(Supplied material):
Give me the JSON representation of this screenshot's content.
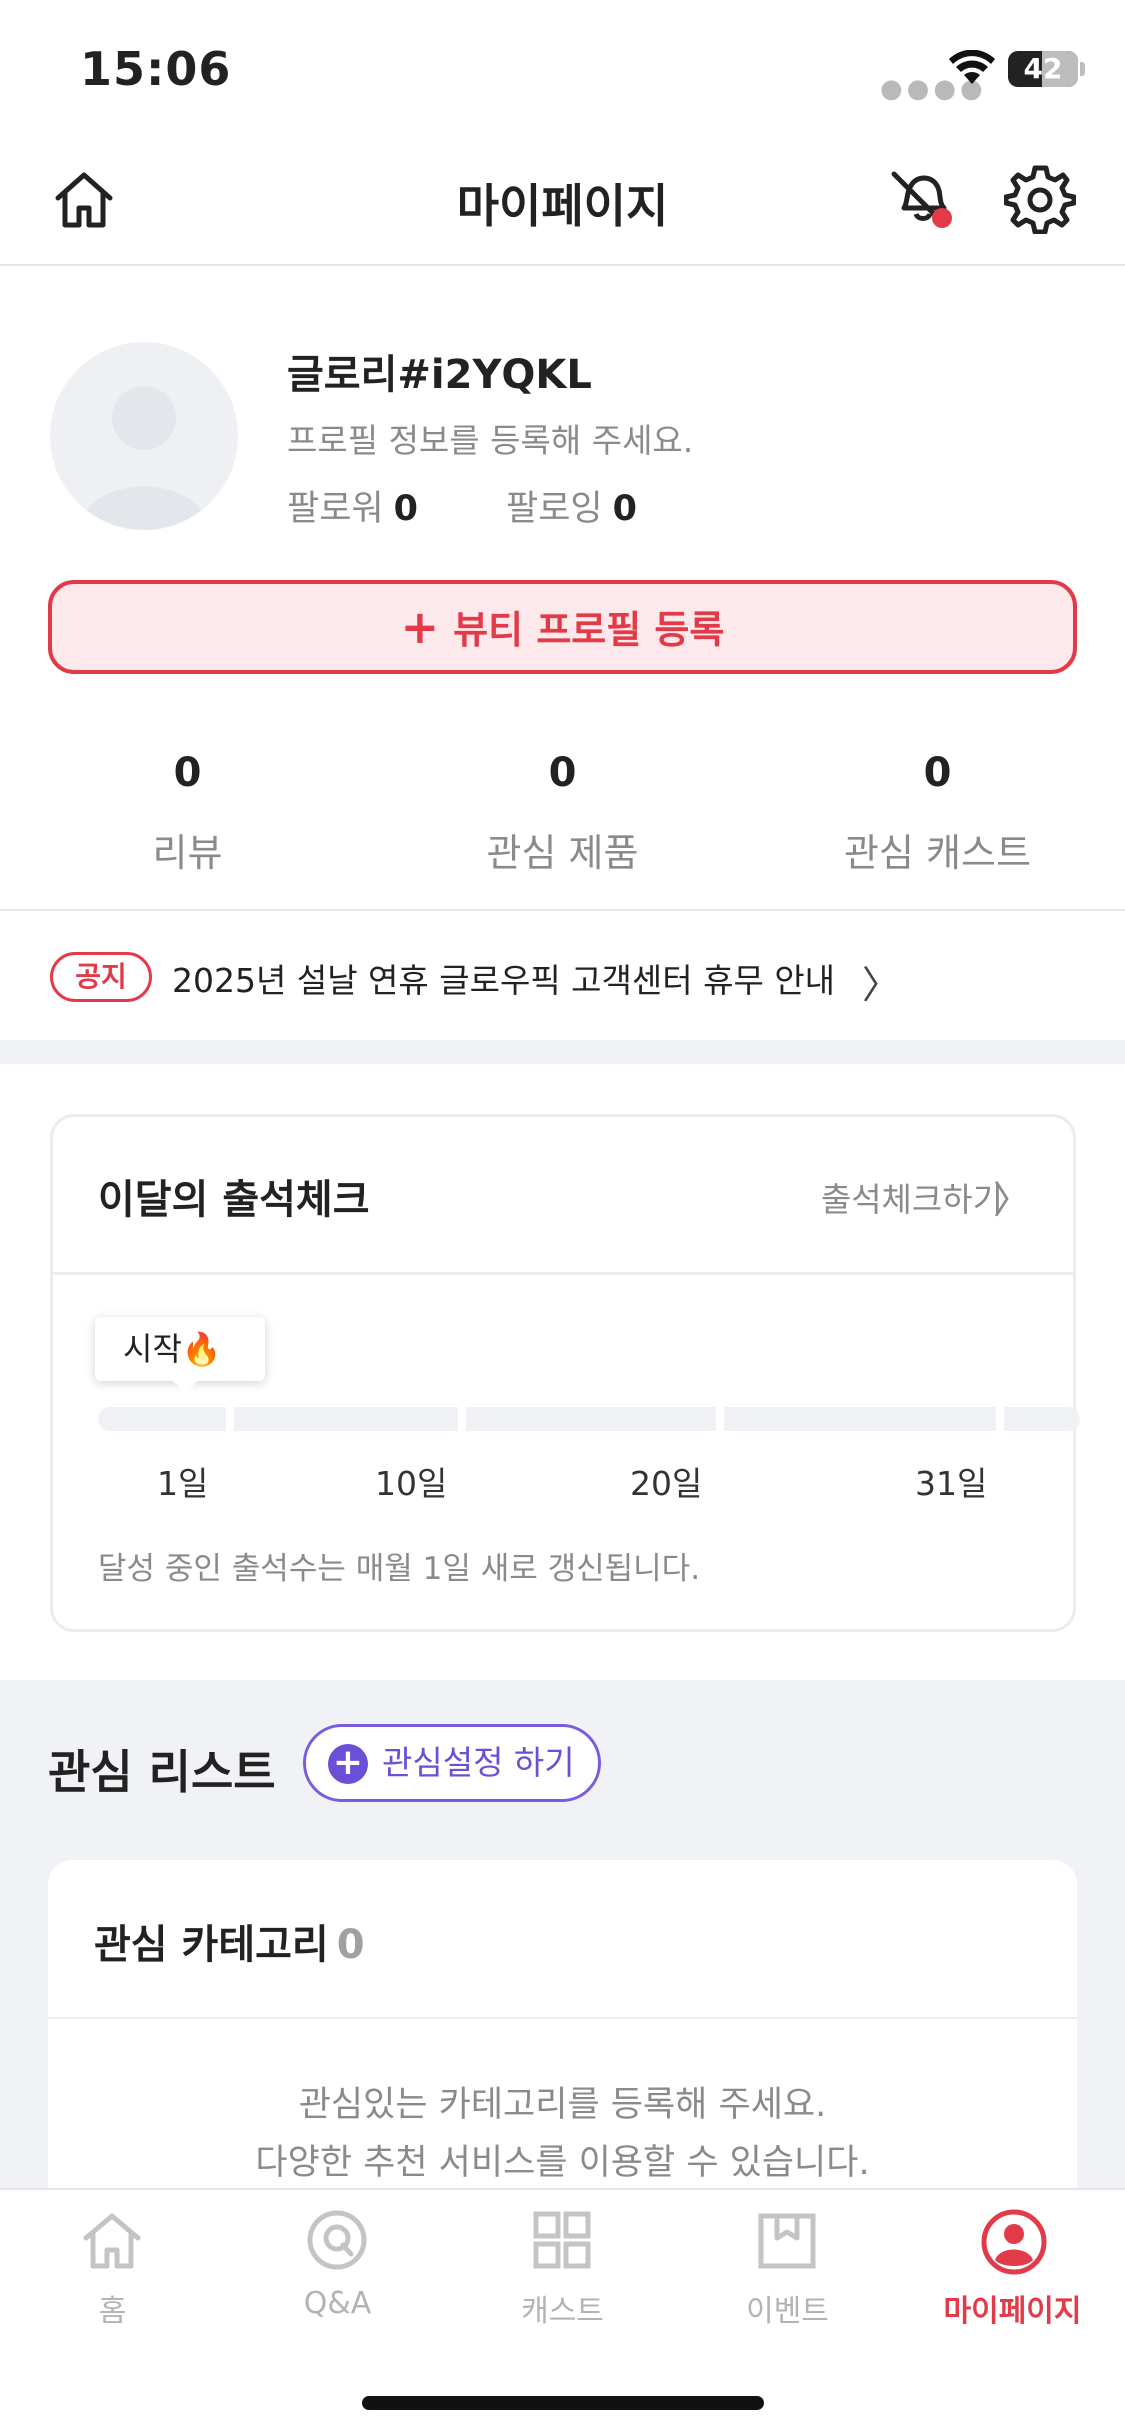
{
  "status_bar": {
    "time": "15:06",
    "battery": "42"
  },
  "header": {
    "title": "마이페이지"
  },
  "profile": {
    "nickname": "글로리#i2YQKL",
    "hint": "프로필 정보를 등록해 주세요.",
    "followers_label": "팔로워",
    "followers_count": "0",
    "following_label": "팔로잉",
    "following_count": "0"
  },
  "beauty_button": {
    "plus": "+",
    "label": "뷰티 프로필 등록"
  },
  "stats": [
    {
      "count": "0",
      "label": "리뷰"
    },
    {
      "count": "0",
      "label": "관심 제품"
    },
    {
      "count": "0",
      "label": "관심 캐스트"
    }
  ],
  "notice": {
    "badge": "공지",
    "text": "2025년 설날 연휴 글로우픽 고객센터 휴무 안내",
    "chevron": "〉"
  },
  "attendance": {
    "title": "이달의 출석체크",
    "link": "출석체크하기",
    "chevron": "〉",
    "start_label": "시작🔥",
    "days": [
      "1일",
      "10일",
      "20일",
      "31일"
    ],
    "note": "달성 중인 출석수는 매월 1일 새로 갱신됩니다."
  },
  "interest": {
    "title": "관심 리스트",
    "button_label": "관심설정 하기",
    "button_plus": "+",
    "category_title": "관심 카테고리",
    "category_count": "0",
    "empty_line1": "관심있는 카테고리를 등록해 주세요.",
    "empty_line2": "다양한 추천 서비스를 이용할 수 있습니다."
  },
  "tabs": [
    {
      "label": "홈",
      "icon": "home-icon",
      "active": false
    },
    {
      "label": "Q&A",
      "icon": "qa-icon",
      "active": false
    },
    {
      "label": "캐스트",
      "icon": "grid-icon",
      "active": false
    },
    {
      "label": "이벤트",
      "icon": "gift-box-icon",
      "active": false
    },
    {
      "label": "마이페이지",
      "icon": "profile-icon",
      "active": true
    }
  ],
  "colors": {
    "accent": "#e23a48",
    "purple": "#6b4fd6",
    "gray_bg": "#f1f2f6"
  }
}
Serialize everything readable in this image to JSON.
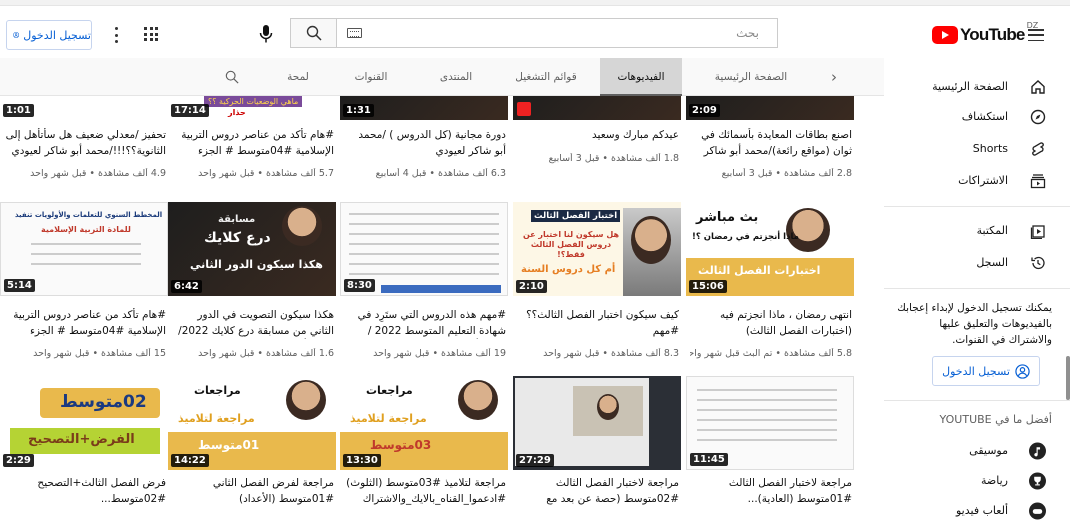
{
  "header": {
    "signin_label": "تسجيل الدخول",
    "search_placeholder": "بحث",
    "logo_text": "YouTube",
    "country_code": "DZ"
  },
  "tabs": {
    "items": [
      "الصفحة الرئيسية",
      "الفيديوهات",
      "قوائم التشغيل",
      "المنتدى",
      "القنوات",
      "لمحة"
    ],
    "active": "الفيديوهات"
  },
  "sidebar": {
    "items": [
      {
        "label": "الصفحة الرئيسية",
        "icon": "home-icon"
      },
      {
        "label": "استكشاف",
        "icon": "explore-icon"
      },
      {
        "label": "Shorts",
        "icon": "shorts-icon"
      },
      {
        "label": "الاشتراكات",
        "icon": "subscriptions-icon"
      },
      {
        "label": "المكتبة",
        "icon": "library-icon"
      },
      {
        "label": "السجل",
        "icon": "history-icon"
      }
    ],
    "signin_note": "يمكنك تسجيل الدخول لإبداء إعجابك بالفيديوهات والتعليق عليها والاشتراك في القنوات.",
    "signin_label": "تسجيل الدخول",
    "best_of_heading": "أفضل ما في YOUTUBE",
    "best_items": [
      {
        "label": "موسيقى",
        "icon": "music-icon"
      },
      {
        "label": "رياضة",
        "icon": "sports-icon"
      },
      {
        "label": "ألعاب فيديو",
        "icon": "gaming-icon"
      }
    ]
  },
  "videos": [
    {
      "title": "اصنع بطاقات المعايدة بأسمائك في ثوان (مواقع رائعة)/محمد أبو شاكر لعيودي",
      "meta": "2.8 ألف مشاهدة • قبل 3 أسابيع",
      "duration": "2:09",
      "art": "dark"
    },
    {
      "title": "عيدكم مبارك وسعيد",
      "meta": "1.8 ألف مشاهدة • قبل 3 أسابيع",
      "duration": "",
      "art": "dark"
    },
    {
      "title": "دورة مجانية (كل الدروس ) /محمد أبو شاكر لعيودي",
      "meta": "6.3 ألف مشاهدة • قبل 4 أسابيع",
      "duration": "1:31",
      "art": "dark"
    },
    {
      "title": "#هام تأكد من عناصر دروس التربية الإسلامية #04متوسط # الجزء الثاني...",
      "meta": "5.7 ألف مشاهدة • قبل شهر واحد",
      "duration": "17:14",
      "art": "gold"
    },
    {
      "title": "تحفيز /معدلي ضعيف هل سأتأهل إلى الثانوية؟؟!!!/محمد أبو شاكر لعيودي",
      "meta": "4.9 ألف مشاهدة • قبل شهر واحد",
      "duration": "1:01",
      "art": "red"
    },
    {
      "title": "انتهى رمضان ، ماذا انجزتم فيه (اختبارات الفصل الثالث)",
      "meta": "5.8 ألف مشاهدة • تم البث قبل شهر واحد",
      "duration": "15:06",
      "art": "gold"
    },
    {
      "title": "كيف سيكون اختبار الفصل الثالث؟؟ #مهم #ادعموا_القناه_بالايك_والاشتراك",
      "meta": "8.3 ألف مشاهدة • قبل شهر واحد",
      "duration": "2:10",
      "art": "gold"
    },
    {
      "title": "#مهم هذه الدروس التي ستَرِد في شهادة التعليم المتوسط 2022 /محمد أبو شاكر...",
      "meta": "19 ألف مشاهدة • قبل شهر واحد",
      "duration": "8:30",
      "art": "doc"
    },
    {
      "title": "هكذا سيكون التصويت في الدور الثاني من مسابقة درع كلايك 2022/محمد أبو شاك...",
      "meta": "1.6 ألف مشاهدة • قبل شهر واحد",
      "duration": "6:42",
      "art": "dark"
    },
    {
      "title": "#هام تأكد من عناصر دروس التربية الإسلامية #04متوسط # الجزء الأول...",
      "meta": "15 ألف مشاهدة • قبل شهر واحد",
      "duration": "5:14",
      "art": "doc"
    },
    {
      "title": "مراجعة لاختبار الفصل الثالث #01متوسط (العادية)...",
      "meta": "",
      "duration": "11:45",
      "art": "doc"
    },
    {
      "title": "مراجعة لاختبار الفصل الثالث #02متوسط (حصة عن بعد مع تلاميذ...",
      "meta": "",
      "duration": "27:29",
      "art": "dark"
    },
    {
      "title": "مراجعة لتلاميذ #03متوسط (الثلوث) #ادعموا_القناه_بالايك_والاشتراك",
      "meta": "",
      "duration": "13:30",
      "art": "gold"
    },
    {
      "title": "مراجعة لفرض الفصل الثاني #01متوسط (الأعداد)",
      "meta": "",
      "duration": "14:22",
      "art": "gold"
    },
    {
      "title": "فرض الفصل الثالث+التصحيح #02متوسط...",
      "meta": "",
      "duration": "2:29",
      "art": "gold"
    }
  ],
  "thumb_text": {
    "t0_live": "بث مباشر",
    "t0_q": "ماذا أنجزتم في رمضان ؟!",
    "t0_exam": "اختبارات الفصل الثالث",
    "t1_head": "اختبار الفصل الثالث",
    "t1_q": "هل سيكون لنا اختبار عن دروس الفصل الثالث فقط؟!",
    "t1_all": "أم كل دروس السنة",
    "t3_contest": "مسابقة",
    "t3_shield": "درع كلايك",
    "t3_second": "هكذا سيكون الدور الثاني",
    "t4_plan": "المخطط السنوي للتعلمات والأولويات تنفيذ",
    "t4_subject": "للمادة التربية الإسلامية",
    "t7_review": "مراجعات",
    "t7_sub": "مراجعة لتلاميذ",
    "t7_level": "03متوسط",
    "t8_review": "مراجعات",
    "t8_sub": "مراجعة لتلاميذ",
    "t8_level": "01متوسط",
    "t9_level": "02متوسط",
    "t9_sub": "الفرض+التصحيح",
    "t_warn": "ماهي الوضعيات الحركية ؟؟",
    "t_warn2": "حذار"
  },
  "colors": {
    "accent_blue": "#065fd4",
    "youtube_red": "#ff0000",
    "gold": "#e8c36a",
    "tab_active_bg": "#d6d6d6"
  }
}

(What is expected):
Copy the records above exactly, omitting every picture.

(Expected output):
Give me the JSON representation of this screenshot's content.
{
  "status_bar": {
    "time": "15:06",
    "battery": "42"
  },
  "header": {
    "title": "마이페이지"
  },
  "profile": {
    "nickname": "글로리#i2YQKL",
    "hint": "프로필 정보를 등록해 주세요.",
    "followers_label": "팔로워",
    "followers_count": "0",
    "following_label": "팔로잉",
    "following_count": "0"
  },
  "beauty_button": {
    "plus": "+",
    "label": "뷰티 프로필 등록"
  },
  "stats": [
    {
      "count": "0",
      "label": "리뷰"
    },
    {
      "count": "0",
      "label": "관심 제품"
    },
    {
      "count": "0",
      "label": "관심 캐스트"
    }
  ],
  "notice": {
    "badge": "공지",
    "text": "2025년 설날 연휴 글로우픽 고객센터 휴무 안내",
    "chevron": "〉"
  },
  "attendance": {
    "title": "이달의 출석체크",
    "link": "출석체크하기",
    "chevron": "〉",
    "start_label": "시작🔥",
    "days": [
      "1일",
      "10일",
      "20일",
      "31일"
    ],
    "note": "달성 중인 출석수는 매월 1일 새로 갱신됩니다."
  },
  "interest": {
    "title": "관심 리스트",
    "button_label": "관심설정 하기",
    "button_plus": "+",
    "category_title": "관심 카테고리",
    "category_count": "0",
    "empty_line1": "관심있는 카테고리를 등록해 주세요.",
    "empty_line2": "다양한 추천 서비스를 이용할 수 있습니다."
  },
  "tabs": [
    {
      "label": "홈",
      "icon": "home-icon",
      "active": false
    },
    {
      "label": "Q&A",
      "icon": "qa-icon",
      "active": false
    },
    {
      "label": "캐스트",
      "icon": "grid-icon",
      "active": false
    },
    {
      "label": "이벤트",
      "icon": "gift-box-icon",
      "active": false
    },
    {
      "label": "마이페이지",
      "icon": "profile-icon",
      "active": true
    }
  ],
  "colors": {
    "accent": "#e23a48",
    "purple": "#6b4fd6",
    "gray_bg": "#f1f2f6"
  }
}
Serialize everything readable in this image to JSON.
{
  "header": {
    "signin_label": "تسجيل الدخول",
    "search_placeholder": "بحث",
    "logo_text": "YouTube",
    "country_code": "DZ"
  },
  "tabs": {
    "items": [
      "الصفحة الرئيسية",
      "الفيديوهات",
      "قوائم التشغيل",
      "المنتدى",
      "القنوات",
      "لمحة"
    ],
    "active": "الفيديوهات"
  },
  "sidebar": {
    "items": [
      {
        "label": "الصفحة الرئيسية",
        "icon": "home-icon"
      },
      {
        "label": "استكشاف",
        "icon": "explore-icon"
      },
      {
        "label": "Shorts",
        "icon": "shorts-icon"
      },
      {
        "label": "الاشتراكات",
        "icon": "subscriptions-icon"
      },
      {
        "label": "المكتبة",
        "icon": "library-icon"
      },
      {
        "label": "السجل",
        "icon": "history-icon"
      }
    ],
    "signin_note": "يمكنك تسجيل الدخول لإبداء إعجابك بالفيديوهات والتعليق عليها والاشتراك في القنوات.",
    "signin_label": "تسجيل الدخول",
    "best_of_heading": "أفضل ما في YOUTUBE",
    "best_items": [
      {
        "label": "موسيقى",
        "icon": "music-icon"
      },
      {
        "label": "رياضة",
        "icon": "sports-icon"
      },
      {
        "label": "ألعاب فيديو",
        "icon": "gaming-icon"
      }
    ]
  },
  "videos": [
    {
      "title": "اصنع بطاقات المعايدة بأسمائك في ثوان (مواقع رائعة)/محمد أبو شاكر لعيودي",
      "meta": "2.8 ألف مشاهدة • قبل 3 أسابيع",
      "duration": "2:09",
      "art": "dark"
    },
    {
      "title": "عيدكم مبارك وسعيد",
      "meta": "1.8 ألف مشاهدة • قبل 3 أسابيع",
      "duration": "",
      "art": "dark"
    },
    {
      "title": "دورة مجانية (كل الدروس ) /محمد أبو شاكر لعيودي",
      "meta": "6.3 ألف مشاهدة • قبل 4 أسابيع",
      "duration": "1:31",
      "art": "dark"
    },
    {
      "title": "#هام تأكد من عناصر دروس التربية الإسلامية #04متوسط # الجزء الثاني...",
      "meta": "5.7 ألف مشاهدة • قبل شهر واحد",
      "duration": "17:14",
      "art": "gold"
    },
    {
      "title": "تحفيز /معدلي ضعيف هل سأتأهل إلى الثانوية؟؟!!!/محمد أبو شاكر لعيودي",
      "meta": "4.9 ألف مشاهدة • قبل شهر واحد",
      "duration": "1:01",
      "art": "red"
    },
    {
      "title": "انتهى رمضان ، ماذا انجزتم فيه (اختبارات الفصل الثالث)",
      "meta": "5.8 ألف مشاهدة • تم البث قبل شهر واحد",
      "duration": "15:06",
      "art": "gold"
    },
    {
      "title": "كيف سيكون اختبار الفصل الثالث؟؟ #مهم #ادعموا_القناه_بالايك_والاشتراك",
      "meta": "8.3 ألف مشاهدة • قبل شهر واحد",
      "duration": "2:10",
      "art": "gold"
    },
    {
      "title": "#مهم هذه الدروس التي ستَرِد في شهادة التعليم المتوسط 2022 /محمد أبو شاكر...",
      "meta": "19 ألف مشاهدة • قبل شهر واحد",
      "duration": "8:30",
      "art": "doc"
    },
    {
      "title": "هكذا سيكون التصويت في الدور الثاني من مسابقة درع كلايك 2022/محمد أبو شاك...",
      "meta": "1.6 ألف مشاهدة • قبل شهر واحد",
      "duration": "6:42",
      "art": "dark"
    },
    {
      "title": "#هام تأكد من عناصر دروس التربية الإسلامية #04متوسط # الجزء الأول...",
      "meta": "15 ألف مشاهدة • قبل شهر واحد",
      "duration": "5:14",
      "art": "doc"
    },
    {
      "title": "مراجعة لاختبار الفصل الثالث #01متوسط (العادية)...",
      "meta": "",
      "duration": "11:45",
      "art": "doc"
    },
    {
      "title": "مراجعة لاختبار الفصل الثالث #02متوسط (حصة عن بعد مع تلاميذ...",
      "meta": "",
      "duration": "27:29",
      "art": "dark"
    },
    {
      "title": "مراجعة لتلاميذ #03متوسط (الثلوث) #ادعموا_القناه_بالايك_والاشتراك",
      "meta": "",
      "duration": "13:30",
      "art": "gold"
    },
    {
      "title": "مراجعة لفرض الفصل الثاني #01متوسط (الأعداد)",
      "meta": "",
      "duration": "14:22",
      "art": "gold"
    },
    {
      "title": "فرض الفصل الثالث+التصحيح #02متوسط...",
      "meta": "",
      "duration": "2:29",
      "art": "gold"
    }
  ],
  "thumb_text": {
    "t0_live": "بث مباشر",
    "t0_q": "ماذا أنجزتم في رمضان ؟!",
    "t0_exam": "اختبارات الفصل الثالث",
    "t1_head": "اختبار الفصل الثالث",
    "t1_q": "هل سيكون لنا اختبار عن دروس الفصل الثالث فقط؟!",
    "t1_all": "أم كل دروس السنة",
    "t3_contest": "مسابقة",
    "t3_shield": "درع كلايك",
    "t3_second": "هكذا سيكون الدور الثاني",
    "t4_plan": "المخطط السنوي للتعلمات والأولويات تنفيذ",
    "t4_subject": "للمادة التربية الإسلامية",
    "t7_review": "مراجعات",
    "t7_sub": "مراجعة لتلاميذ",
    "t7_level": "03متوسط",
    "t8_review": "مراجعات",
    "t8_sub": "مراجعة لتلاميذ",
    "t8_level": "01متوسط",
    "t9_level": "02متوسط",
    "t9_sub": "الفرض+التصحيح",
    "t_warn": "ماهي الوضعيات الحركية ؟؟",
    "t_warn2": "حذار"
  },
  "colors": {
    "accent_blue": "#065fd4",
    "youtube_red": "#ff0000",
    "gold": "#e8c36a",
    "tab_active_bg": "#d6d6d6"
  }
}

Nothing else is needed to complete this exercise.